[Chart and figure data]
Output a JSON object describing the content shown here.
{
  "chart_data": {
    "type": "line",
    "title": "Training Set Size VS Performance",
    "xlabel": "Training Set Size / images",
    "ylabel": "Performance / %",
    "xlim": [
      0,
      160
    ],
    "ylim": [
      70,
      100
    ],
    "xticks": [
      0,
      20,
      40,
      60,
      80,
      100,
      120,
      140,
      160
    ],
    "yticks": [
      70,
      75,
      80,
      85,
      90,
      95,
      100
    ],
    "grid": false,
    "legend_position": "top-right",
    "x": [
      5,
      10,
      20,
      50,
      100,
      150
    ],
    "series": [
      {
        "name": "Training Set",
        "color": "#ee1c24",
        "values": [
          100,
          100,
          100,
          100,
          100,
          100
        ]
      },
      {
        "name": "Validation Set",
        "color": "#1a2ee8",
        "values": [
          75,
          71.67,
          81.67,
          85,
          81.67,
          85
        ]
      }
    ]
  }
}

• [TASK GOAL]: Take every line from the data above that holds "Performance" and copy it out.

• [CORRECT RESPONSE]:
    "title": "Training Set Size VS Performance",
    "ylabel": "Performance / %",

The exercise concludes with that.